*Compito assegnato 1*.
Rispondi a queste domande sul brano che segue:
(a) Per quale candidata presidente viene promossa la lista “Polo Progressista”?
(b) In quale luogo si è svolta l'assemblea regionale con il Presidente Conte?
(c) Intorno a chi si è costruita la convergenza in Lombardia?

*Brano da leggere*.
━━━━━━━━━━━━━━━━━━━━━━━━━━━━━━
Per le elezioni regionali nel Lazio, Coordinamento 2050 promuove insieme a Sinistra Italiana, alla Rete Ecodigital e ad esperienze civiche la lista “Polo Progressista” per Donatella Bianchi Presidente.
A suo sostegno, è con noi anche una parte di Art 1. Nelle lunghe settimane alle nostre spalle, abbiamo martellato, da ultimo nell’assemblea regionale a Spinaceto con il Presidente Conte il 17 dicembre scorso, per aprire un confronto tra Pd e M5S sui temi per poi arrivare a scegliere insieme il candidato/a presidente. In Lombardia, attraverso il dialogo innanzitutto sul programma, si è costruita la convergenza intorno a Pier Francesco Majorino.
━━━━━━━━━━━━━━━━━━━━━━━━━━━━━━
*Dati del compito*.
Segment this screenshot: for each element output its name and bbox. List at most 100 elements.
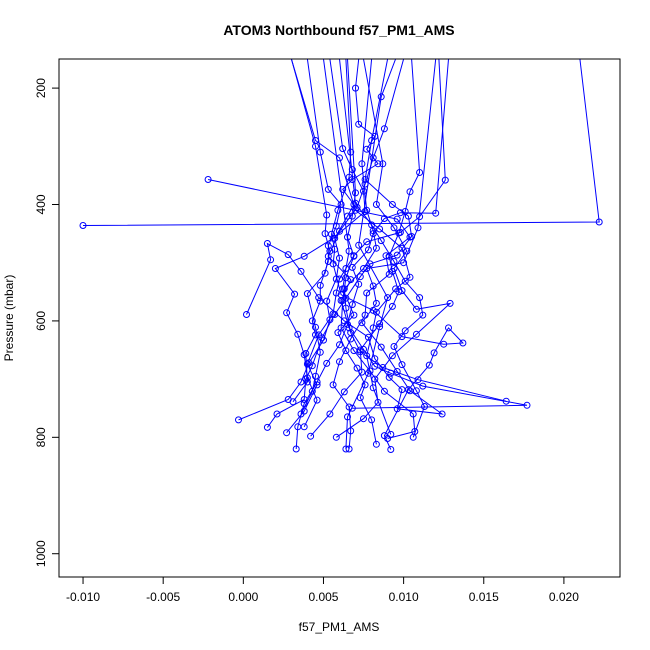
data-point [339,297,347,304]
data-point [302,350,310,357]
data-point [412,387,420,395]
data-point [430,349,438,357]
data-point [372,299,380,307]
y-tick-label: 200 [34,78,48,98]
data-point [363,289,371,297]
data-point [360,415,367,423]
data-point [342,265,350,272]
data-point [377,343,385,351]
x-tick-label: -0.005 [146,590,180,604]
data-point [361,180,369,188]
data-point [416,213,424,221]
data-point [390,224,398,232]
data-point [289,398,297,406]
data-point [523,401,531,409]
series-line [295,59,449,450]
data-point [406,188,414,196]
series-line [207,179,411,450]
series-line [330,59,465,450]
data-point [360,265,367,272]
x-axis-label: f57_PM1_AMS [299,620,380,634]
data-point [379,160,387,168]
data-point [393,251,401,259]
data-point [390,258,398,265]
data-point [371,375,379,383]
data-point [369,282,377,290]
data-point [321,269,329,277]
data-point [404,212,412,220]
data-point [358,160,366,168]
data-point [414,224,422,232]
data-point [372,244,380,252]
series-line [323,59,377,445]
data-point [326,247,334,255]
data-point [380,125,388,133]
data-point [416,294,424,302]
x-tick-label: 0.010 [389,590,419,604]
data-point [358,319,366,327]
series-line [340,59,416,439]
data-point [307,432,315,440]
x-tick-label: 0.015 [469,590,499,604]
data-point [342,274,350,282]
data-point [374,398,382,406]
data-point [303,360,311,368]
data-point [300,351,308,359]
data-point [323,359,331,367]
data-point [312,142,319,150]
data-point [356,273,364,281]
data-point [334,329,342,337]
data-point [398,333,406,341]
x-tick-label: 0.000 [228,590,258,604]
data-point [303,290,311,298]
data-point [414,376,422,384]
data-point [412,305,420,313]
data-point [297,410,305,418]
data-point [350,311,358,319]
y-tick-label: 800 [34,427,48,447]
data-point [445,324,452,332]
data-point [401,208,409,215]
data-point [371,362,379,370]
data-point [273,410,281,418]
data-point [329,234,337,242]
data-point [363,352,371,360]
data-point [366,367,374,375]
data-point [403,247,411,255]
data-point [308,387,316,395]
data-point [348,404,356,412]
data-point [345,247,353,255]
data-point [369,154,377,162]
x-tick-label: -0.010 [66,590,100,604]
data-point [313,396,321,404]
data-point [408,233,416,240]
series-2 [79,59,603,229]
data-point [390,343,398,350]
series-16 [332,59,454,441]
data-point [315,294,323,302]
data-point [337,201,345,208]
data-point [432,209,440,217]
data-point [364,246,372,254]
data-point [446,299,454,307]
series-20 [323,59,380,448]
data-point [339,185,347,193]
data-point [406,273,414,281]
data-point [384,294,392,302]
data-point [377,237,385,245]
data-point [303,378,311,386]
data-point [385,373,393,381]
series-line [274,59,366,428]
chart-title: ATOM3 Northbound f57_PM1_AMS [223,22,454,38]
data-point [316,148,324,156]
series-line [246,59,444,415]
data-point [356,348,364,356]
data-point [323,211,331,219]
data-point [283,309,291,317]
data-point [400,259,408,267]
data-point [352,189,359,197]
data-point [263,423,271,431]
y-axis-label: Pressure (mbar) [2,275,16,362]
y-tick-label: 400 [34,194,48,214]
data-point [350,252,358,260]
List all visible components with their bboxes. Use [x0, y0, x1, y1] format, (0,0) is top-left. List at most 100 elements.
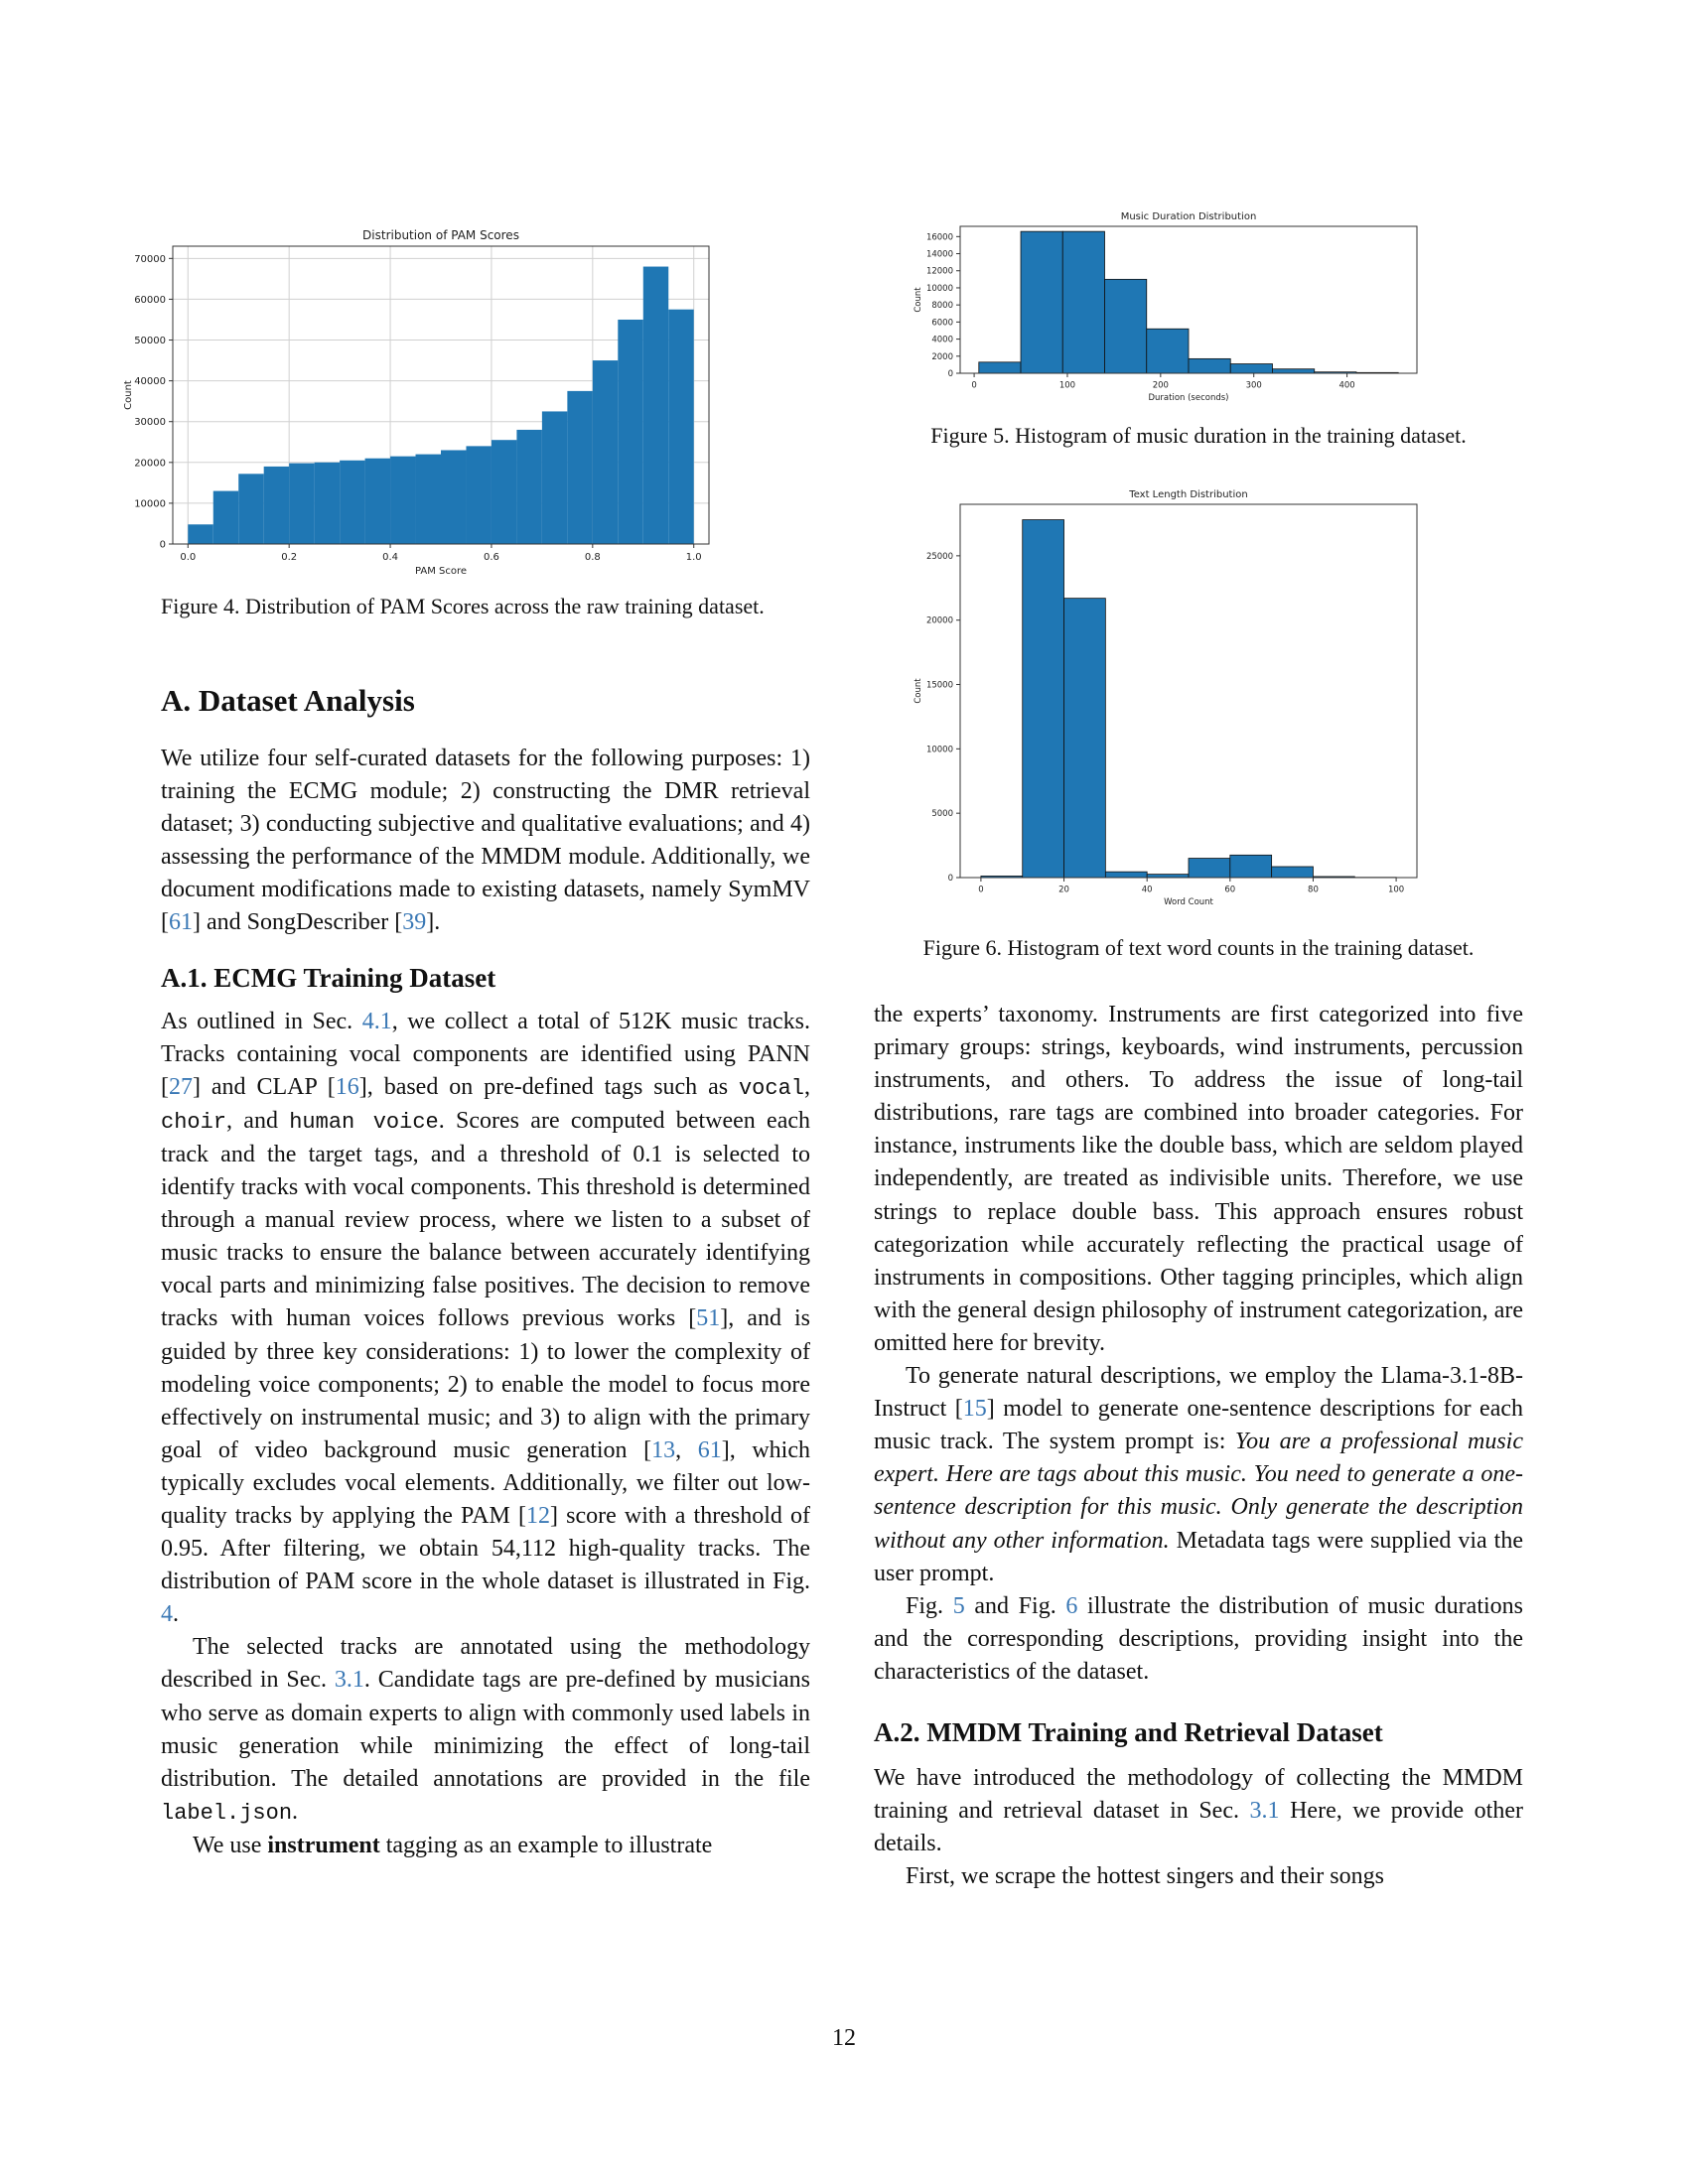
x-tick-label: 0.8	[585, 552, 601, 563]
plot-frame	[172, 245, 710, 545]
section-a1-paragraph-3: We use instrument tagging as an example …	[193, 1832, 713, 1858]
y-tick-label: 10000	[926, 745, 953, 754]
histogram-bar	[642, 266, 669, 544]
taxonomy-paragraph: the experts’ taxonomy. Instruments are f…	[874, 1002, 1523, 1356]
histogram-bar	[466, 446, 492, 544]
section-a2-paragraph-2: First, we scrape the hottest singers and…	[906, 1863, 1384, 1890]
histogram-bar	[1229, 363, 1273, 374]
histogram-bar	[1272, 368, 1316, 374]
x-tick-label: 100	[1059, 381, 1075, 391]
y-tick-label: 50000	[134, 336, 166, 346]
histogram-bar	[541, 411, 568, 544]
citation-link[interactable]: 15	[962, 1396, 987, 1423]
y-tick-label: 10000	[134, 498, 166, 509]
y-tick-label: 25000	[926, 552, 953, 562]
pam-score-chart-svg: 0.0 0.2 0.4 0.6 0.8 1.0 0 10000 20000 30000 40000 5…	[123, 228, 710, 577]
x-tick-label: 80	[1308, 886, 1319, 895]
citation-link[interactable]: 13	[651, 1436, 676, 1463]
section-link[interactable]: 3.1	[1249, 1798, 1280, 1825]
section-a-paragraph: We utilize four self-curated datasets fo…	[161, 746, 810, 936]
figure-link[interactable]: 4	[161, 1601, 173, 1628]
section-a-heading: A. Dataset Analysis	[161, 683, 415, 718]
plot-area: 0 20 40 60 80 100 0 5000 10000 15000 20000 25000 Tex…	[914, 489, 1418, 907]
citation-link[interactable]: 61	[697, 1436, 722, 1463]
x-tick-label: 200	[1153, 381, 1169, 391]
x-tick-label: 60	[1224, 886, 1235, 895]
plot-frame	[959, 503, 1418, 879]
x-tick-label: 0.2	[281, 552, 297, 563]
x-tick-label: 1.0	[686, 552, 702, 563]
histogram-bar	[1022, 519, 1064, 879]
x-tick-label: 100	[1388, 886, 1404, 895]
x-tick-label: 0.6	[484, 552, 499, 563]
figure-link[interactable]: 6	[1065, 1592, 1078, 1619]
description-paragraph: To generate natural descriptions, we emp…	[874, 1363, 1524, 1586]
left-column: We utilize four self-curated datasets fo…	[161, 743, 810, 1862]
x-tick-label: 0.4	[382, 552, 398, 563]
music-duration-chart-svg: 0 100 200 300 400020004000600080001000012000…	[914, 211, 1418, 403]
section-a2-paragraph-1: We have introduced the methodology of co…	[874, 1764, 1523, 1857]
histogram-bar	[592, 360, 619, 544]
x-tick-label: 40	[1142, 886, 1153, 895]
figure-4-caption: Figure 4. Distribution of PAM Scores acr…	[161, 594, 765, 618]
histogram-bar	[1146, 328, 1190, 374]
x-tick-label: 400	[1338, 381, 1354, 391]
music-duration-histogram: 0 100 200 300 400 0 2000 4000 6000 8000 10000 12000…	[909, 208, 1465, 417]
y-axis-label: Count	[123, 380, 134, 410]
y-tick-label: 14000	[926, 250, 953, 260]
right-column: the experts’ taxonomy. Instruments are f…	[874, 999, 1523, 1893]
x-axis-label: Duration (seconds)	[1149, 393, 1229, 403]
distribution-paragraph: Fig. 5 and Fig. 6 illustrate the distrib…	[874, 1592, 1524, 1685]
histogram-bar	[1188, 858, 1231, 879]
histogram-bar	[668, 309, 694, 544]
chart-title: Distribution of PAM Scores	[362, 228, 519, 242]
histogram-bar	[618, 319, 643, 544]
citation-link[interactable]: 12	[525, 1502, 550, 1529]
x-axis-label: PAM Score	[415, 566, 467, 577]
y-tick-label: 20000	[134, 458, 166, 469]
section-link[interactable]: 3.1	[334, 1667, 364, 1694]
plot-area: 0.0 0.2 0.4 0.6 0.8 1.0 0 10000 20000 30000 40000 5…	[123, 228, 710, 577]
y-tick-label: 0	[948, 369, 953, 379]
y-tick-label: 40000	[134, 376, 166, 387]
x-tick-label: 0.0	[180, 552, 196, 563]
y-axis-label: Count	[914, 287, 923, 313]
y-tick-label: 10000	[926, 284, 953, 294]
histogram-bar	[1188, 357, 1231, 374]
y-tick-label: 12000	[926, 267, 953, 277]
histogram-bar	[441, 450, 467, 544]
citation-link[interactable]: 16	[335, 1073, 359, 1100]
histogram-bar	[1229, 854, 1273, 879]
y-tick-label: 15000	[926, 680, 953, 690]
x-tick-label: 0	[978, 886, 983, 895]
y-tick-label: 16000	[926, 232, 953, 242]
citation-link[interactable]: 27	[169, 1073, 193, 1100]
section-a2-heading: A.2. MMDM Training and Retrieval Dataset	[874, 1716, 1383, 1747]
histogram-bar	[978, 361, 1022, 374]
histogram-bar	[1063, 598, 1106, 879]
citation-link[interactable]: 51	[696, 1305, 721, 1332]
x-tick-label: 20	[1058, 886, 1069, 895]
histogram-bar	[314, 462, 341, 544]
y-tick-label: 4000	[931, 336, 953, 345]
histogram-bar	[491, 440, 517, 544]
histogram-bar	[415, 454, 441, 544]
section-link[interactable]: 4.1	[361, 1008, 392, 1034]
figure-6-caption: Figure 6. Histogram of text word counts …	[922, 935, 1475, 960]
chart-title: Text Length Distribution	[1128, 489, 1247, 500]
histogram-bar	[238, 474, 264, 544]
histogram-bar	[1061, 230, 1105, 374]
histogram-bar	[1271, 866, 1314, 879]
y-tick-label: 8000	[931, 301, 953, 311]
y-tick-label: 5000	[931, 809, 953, 819]
page-number: 12	[832, 2025, 856, 2051]
figure-5-caption: Figure 5. Histogram of music duration in…	[930, 423, 1467, 448]
citation-link[interactable]: 61	[169, 909, 193, 936]
citation-link[interactable]: 39	[402, 909, 427, 936]
x-axis-label: Word Count	[1164, 897, 1213, 907]
figure-link[interactable]: 5	[952, 1592, 965, 1619]
plot-area: 0 100 200 300 400020004000600080001000012000…	[914, 211, 1418, 403]
pam-score-histogram: 0.0 0.2 0.4 0.6 0.8 1.0 0 10000 20000 30000 40000 5…	[123, 218, 765, 577]
histogram-bar	[1146, 874, 1190, 879]
y-axis-label: Count	[914, 678, 923, 704]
━━━━━━━━━━━━━━━━━━━━━━━━━━━━━━
*Compito assegnato 2*.
Ripeti tali e quali le righe di dati riportate sopra: comincia dalla riga che contiene "data-point [339,297,347,304]" e fermati dopo quella che contiene "data-point [390,343,398,350]".

*Risposta completa 1*.
(a) Donatella Bianchi.
(b) A Spinaceto.
(c) Intorno a Pier Francesco Majorino.

*Risposta completa 2*.
data-point [339,297,347,304]
data-point [302,350,310,357]
data-point [412,387,420,395]
data-point [430,349,438,357]
data-point [372,299,380,307]
y-tick-label: 200 [34,78,48,98]
data-point [363,289,371,297]
data-point [360,415,367,423]
data-point [342,265,350,272]
data-point [377,343,385,351]
x-tick-label: -0.005 [146,590,180,604]
data-point [361,180,369,188]
data-point [416,213,424,221]
data-point [390,224,398,232]
data-point [289,398,297,406]
data-point [523,401,531,409]
series-line [295,59,449,450]
data-point [406,188,414,196]
series-line [207,179,411,450]
series-line [330,59,465,450]
data-point [360,265,367,272]
x-axis-label: f57_PM1_AMS [299,620,380,634]
data-point [379,160,387,168]
data-point [393,251,401,259]
data-point [390,258,398,265]
data-point [371,375,379,383]
data-point [369,282,377,290]
data-point [321,269,329,277]
data-point [404,212,412,220]
data-point [358,160,366,168]
data-point [414,224,422,232]
data-point [372,244,380,252]
series-line [323,59,377,445]
data-point [326,247,334,255]
data-point [380,125,388,133]
data-point [416,294,424,302]
x-tick-label: 0.010 [389,590,419,604]
data-point [358,319,366,327]
series-line [340,59,416,439]
data-point [307,432,315,440]
x-tick-label: 0.015 [469,590,499,604]
data-point [342,274,350,282]
data-point [374,398,382,406]
data-point [303,360,311,368]
data-point [300,351,308,359]
data-point [323,359,331,367]
data-point [312,142,319,150]
data-point [356,273,364,281]
data-point [334,329,342,337]
data-point [398,333,406,341]
x-tick-label: 0.000 [228,590,258,604]
data-point [303,290,311,298]
data-point [414,376,422,384]
data-point [412,305,420,313]
data-point [297,410,305,418]
data-point [350,311,358,319]
y-tick-label: 800 [34,427,48,447]
data-point [445,324,452,332]
data-point [401,208,409,215]
data-point [371,362,379,370]
data-point [273,410,281,418]
data-point [329,234,337,242]
data-point [363,352,371,360]
data-point [366,367,374,375]
data-point [403,247,411,255]
data-point [308,387,316,395]
data-point [348,404,356,412]
data-point [345,247,353,255]
data-point [369,154,377,162]
x-tick-label: -0.010 [66,590,100,604]
data-point [313,396,321,404]
data-point [408,233,416,240]
series-2 [79,59,603,229]
data-point [390,343,398,350]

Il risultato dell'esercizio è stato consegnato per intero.